* **Objective**: Output each entry below as it stands, leaving out every picture.

* **Data to use**:
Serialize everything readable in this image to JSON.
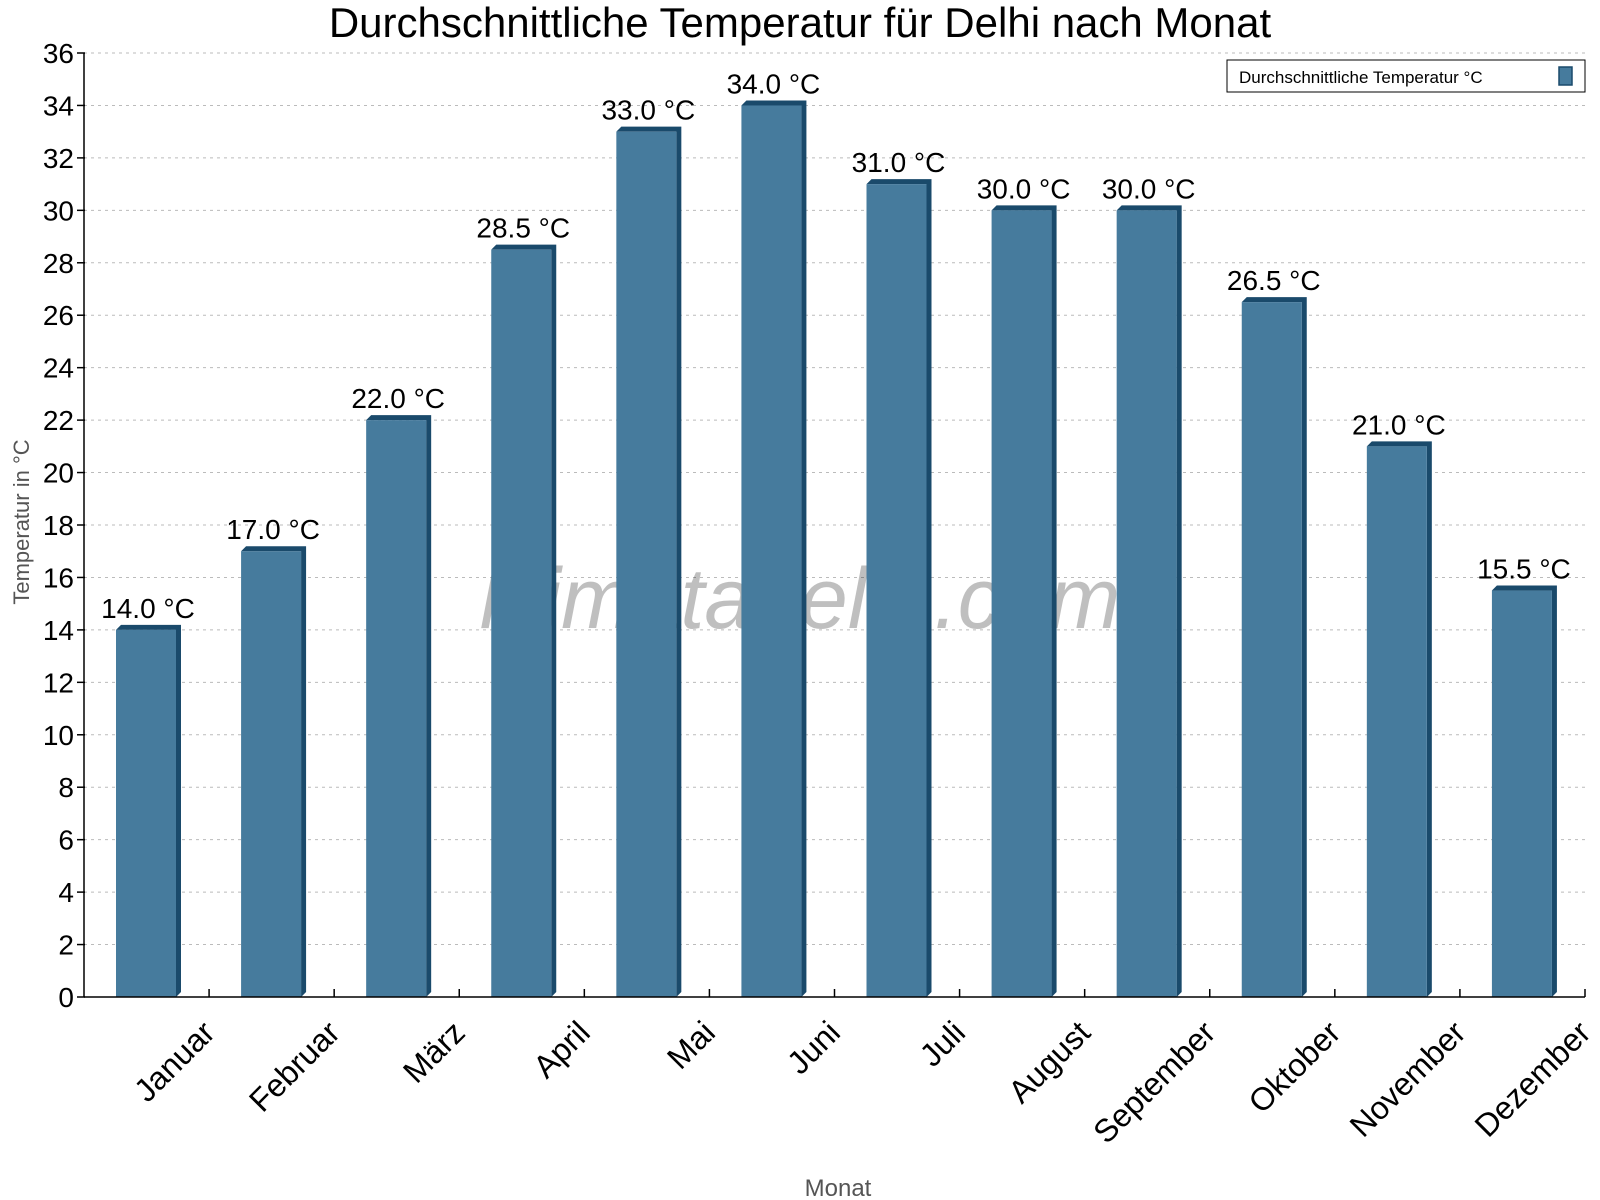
{
  "chart_data": {
    "type": "bar",
    "title": "Durchschnittliche Temperatur für Delhi nach Monat",
    "xlabel": "Monat",
    "ylabel": "Temperatur in °C",
    "categories": [
      "Januar",
      "Februar",
      "März",
      "April",
      "Mai",
      "Juni",
      "Juli",
      "August",
      "September",
      "Oktober",
      "November",
      "Dezember"
    ],
    "series": [
      {
        "name": "Durchschnittliche Temperatur °C",
        "values": [
          14.0,
          17.0,
          22.0,
          28.5,
          33.0,
          34.0,
          31.0,
          30.0,
          30.0,
          26.5,
          21.0,
          15.5
        ]
      }
    ],
    "data_labels": [
      "14.0 °C",
      "17.0 °C",
      "22.0 °C",
      "28.5 °C",
      "33.0 °C",
      "34.0 °C",
      "31.0 °C",
      "30.0 °C",
      "30.0 °C",
      "26.5 °C",
      "21.0 °C",
      "15.5 °C"
    ],
    "ylim": [
      0,
      36
    ],
    "yticks": [
      0,
      2,
      4,
      6,
      8,
      10,
      12,
      14,
      16,
      18,
      20,
      22,
      24,
      26,
      28,
      30,
      32,
      34,
      36
    ],
    "grid": true,
    "legend": "top-right",
    "bar_color": "#467b9d",
    "bar_shade_color": "#1a4a6b",
    "watermark": "klimatabelle.com"
  }
}
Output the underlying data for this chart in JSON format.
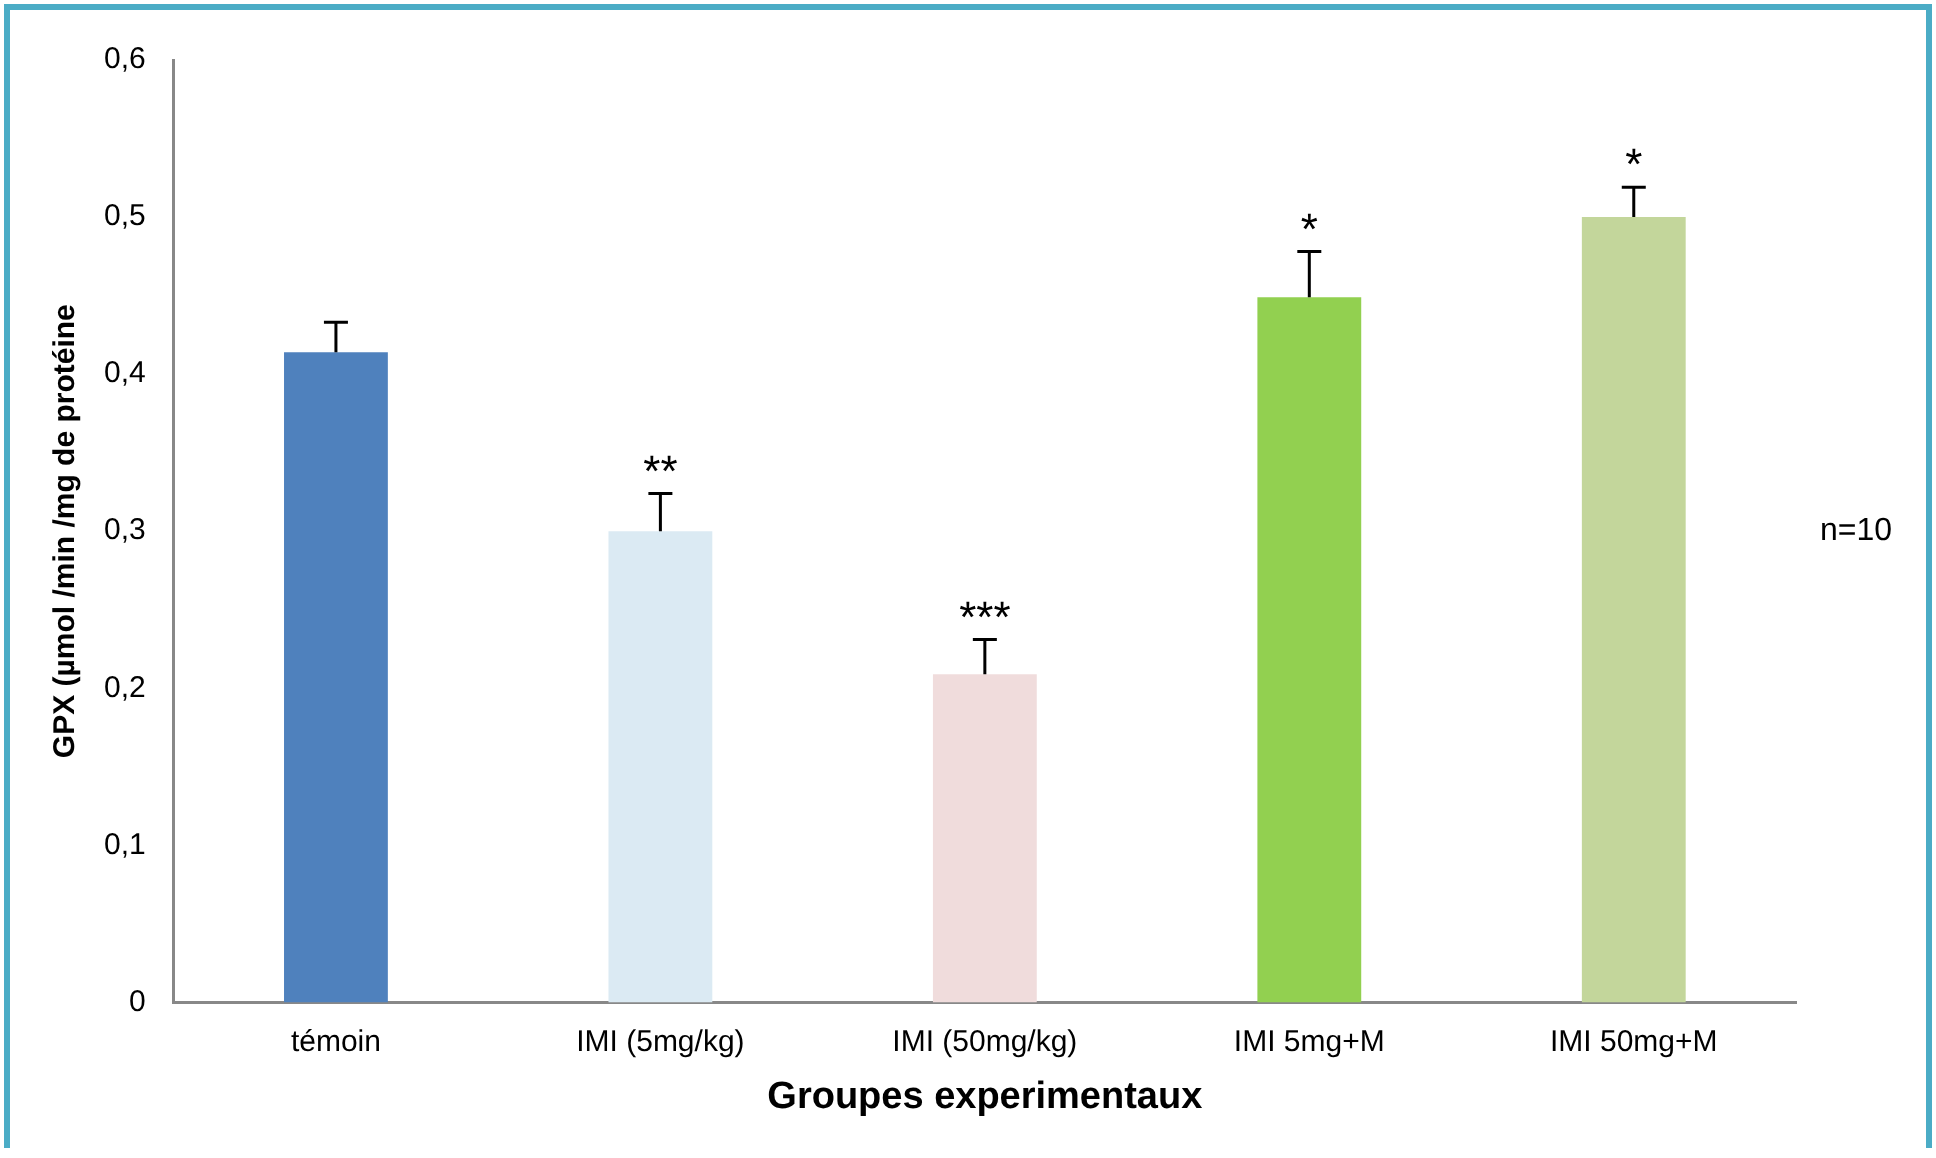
{
  "chart_data": {
    "type": "bar",
    "xlabel": "Groupes experimentaux",
    "ylabel": "GPX (µmol /min /mg de protéine",
    "categories": [
      "témoin",
      "IMI (5mg/kg)",
      "IMI (50mg/kg)",
      "IMI 5mg+M",
      "IMI 50mg+M"
    ],
    "values": [
      0.414,
      0.3,
      0.209,
      0.449,
      0.5
    ],
    "colors": [
      "#4f81bd",
      "#dbeaf3",
      "#f0dcdc",
      "#92d050",
      "#c3d69b"
    ],
    "errors": [
      [
        0.414,
        0.433
      ],
      [
        0.3,
        0.324
      ],
      [
        0.209,
        0.231
      ],
      [
        0.449,
        0.478
      ],
      [
        0.5,
        0.519
      ]
    ],
    "ylim": [
      0,
      0.6
    ],
    "yticks": [
      {
        "value": 0,
        "label": "0"
      },
      {
        "value": 0.1,
        "label": "0,1"
      },
      {
        "value": 0.2,
        "label": "0,2"
      },
      {
        "value": 0.3,
        "label": "0,3"
      },
      {
        "value": 0.4,
        "label": "0,4"
      },
      {
        "value": 0.5,
        "label": "0,5"
      },
      {
        "value": 0.6,
        "label": "0,6"
      }
    ],
    "grid": false,
    "legend": false,
    "annotations": [
      "**",
      "***",
      "*",
      "*",
      "n=10"
    ]
  }
}
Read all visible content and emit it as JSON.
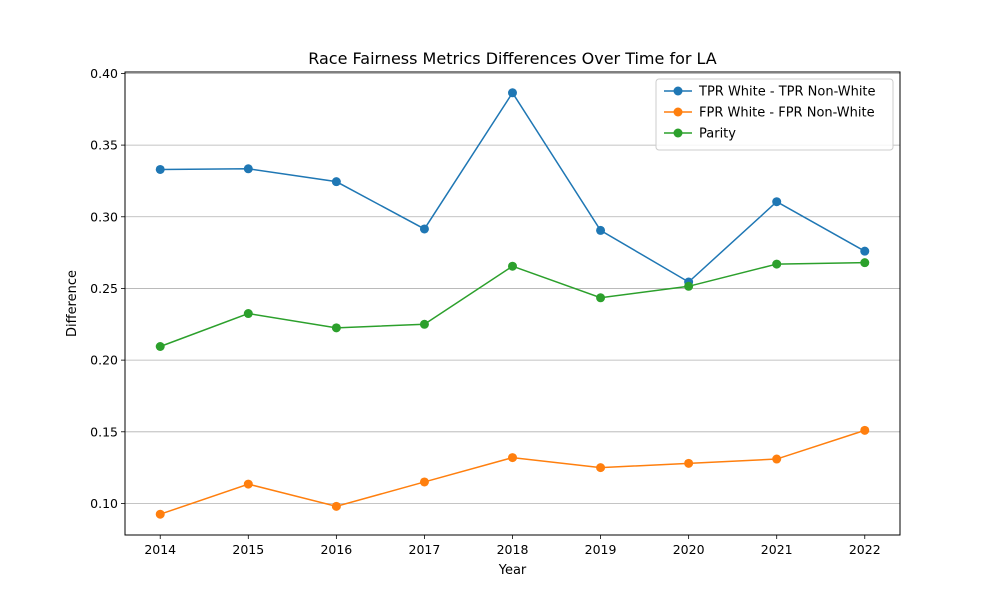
{
  "chart_data": {
    "type": "line",
    "title": "Race Fairness Metrics Differences Over Time for LA",
    "xlabel": "Year",
    "ylabel": "Difference",
    "x": [
      "2014",
      "2015",
      "2016",
      "2017",
      "2018",
      "2019",
      "2020",
      "2021",
      "2022"
    ],
    "xlim": [
      2013.6,
      2022.4
    ],
    "ylim": [
      0.078,
      0.401
    ],
    "yticks": [
      "0.10",
      "0.15",
      "0.20",
      "0.25",
      "0.30",
      "0.35",
      "0.40"
    ],
    "grid": "horizontal",
    "legend_position": "top-right",
    "series": [
      {
        "name": "TPR White - TPR Non-White",
        "color": "#1f77b4",
        "values": [
          0.333,
          0.3335,
          0.3245,
          0.2915,
          0.3865,
          0.2905,
          0.2545,
          0.3105,
          0.276
        ]
      },
      {
        "name": "FPR White - FPR Non-White",
        "color": "#ff7f0e",
        "values": [
          0.0925,
          0.1135,
          0.098,
          0.115,
          0.132,
          0.125,
          0.128,
          0.131,
          0.151
        ]
      },
      {
        "name": "Parity",
        "color": "#2ca02c",
        "values": [
          0.2095,
          0.2325,
          0.2225,
          0.225,
          0.2655,
          0.2435,
          0.2515,
          0.267,
          0.268
        ]
      }
    ]
  }
}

* **Exercise result**:
Serialize everything readable in this image to JSON.
{
  "chart_data": {
    "type": "bar",
    "title": "Durchschnittliche Temperatur für Delhi nach Monat",
    "xlabel": "Monat",
    "ylabel": "Temperatur in °C",
    "categories": [
      "Januar",
      "Februar",
      "März",
      "April",
      "Mai",
      "Juni",
      "Juli",
      "August",
      "September",
      "Oktober",
      "November",
      "Dezember"
    ],
    "series": [
      {
        "name": "Durchschnittliche Temperatur °C",
        "values": [
          14.0,
          17.0,
          22.0,
          28.5,
          33.0,
          34.0,
          31.0,
          30.0,
          30.0,
          26.5,
          21.0,
          15.5
        ]
      }
    ],
    "data_labels": [
      "14.0 °C",
      "17.0 °C",
      "22.0 °C",
      "28.5 °C",
      "33.0 °C",
      "34.0 °C",
      "31.0 °C",
      "30.0 °C",
      "30.0 °C",
      "26.5 °C",
      "21.0 °C",
      "15.5 °C"
    ],
    "ylim": [
      0,
      36
    ],
    "yticks": [
      0,
      2,
      4,
      6,
      8,
      10,
      12,
      14,
      16,
      18,
      20,
      22,
      24,
      26,
      28,
      30,
      32,
      34,
      36
    ],
    "grid": true,
    "legend": "top-right",
    "bar_color": "#467b9d",
    "bar_shade_color": "#1a4a6b",
    "watermark": "klimatabelle.com"
  }
}
Output the underlying data for this chart in JSON format.
{
  "chart_data": {
    "type": "bar",
    "xlabel": "Groupes experimentaux",
    "ylabel": "GPX (µmol /min /mg de protéine",
    "categories": [
      "témoin",
      "IMI (5mg/kg)",
      "IMI (50mg/kg)",
      "IMI 5mg+M",
      "IMI 50mg+M"
    ],
    "values": [
      0.414,
      0.3,
      0.209,
      0.449,
      0.5
    ],
    "colors": [
      "#4f81bd",
      "#dbeaf3",
      "#f0dcdc",
      "#92d050",
      "#c3d69b"
    ],
    "errors": [
      [
        0.414,
        0.433
      ],
      [
        0.3,
        0.324
      ],
      [
        0.209,
        0.231
      ],
      [
        0.449,
        0.478
      ],
      [
        0.5,
        0.519
      ]
    ],
    "ylim": [
      0,
      0.6
    ],
    "yticks": [
      {
        "value": 0,
        "label": "0"
      },
      {
        "value": 0.1,
        "label": "0,1"
      },
      {
        "value": 0.2,
        "label": "0,2"
      },
      {
        "value": 0.3,
        "label": "0,3"
      },
      {
        "value": 0.4,
        "label": "0,4"
      },
      {
        "value": 0.5,
        "label": "0,5"
      },
      {
        "value": 0.6,
        "label": "0,6"
      }
    ],
    "grid": false,
    "legend": false,
    "annotations": [
      "**",
      "***",
      "*",
      "*",
      "n=10"
    ]
  }
}
Read all visible content and emit it as JSON.
{
  "chart_data": {
    "type": "line",
    "title": "Race Fairness Metrics Differences Over Time for LA",
    "xlabel": "Year",
    "ylabel": "Difference",
    "x": [
      "2014",
      "2015",
      "2016",
      "2017",
      "2018",
      "2019",
      "2020",
      "2021",
      "2022"
    ],
    "xlim": [
      2013.6,
      2022.4
    ],
    "ylim": [
      0.078,
      0.401
    ],
    "yticks": [
      "0.10",
      "0.15",
      "0.20",
      "0.25",
      "0.30",
      "0.35",
      "0.40"
    ],
    "grid": "horizontal",
    "legend_position": "top-right",
    "series": [
      {
        "name": "TPR White - TPR Non-White",
        "color": "#1f77b4",
        "values": [
          0.333,
          0.3335,
          0.3245,
          0.2915,
          0.3865,
          0.2905,
          0.2545,
          0.3105,
          0.276
        ]
      },
      {
        "name": "FPR White - FPR Non-White",
        "color": "#ff7f0e",
        "values": [
          0.0925,
          0.1135,
          0.098,
          0.115,
          0.132,
          0.125,
          0.128,
          0.131,
          0.151
        ]
      },
      {
        "name": "Parity",
        "color": "#2ca02c",
        "values": [
          0.2095,
          0.2325,
          0.2225,
          0.225,
          0.2655,
          0.2435,
          0.2515,
          0.267,
          0.268
        ]
      }
    ]
  }
}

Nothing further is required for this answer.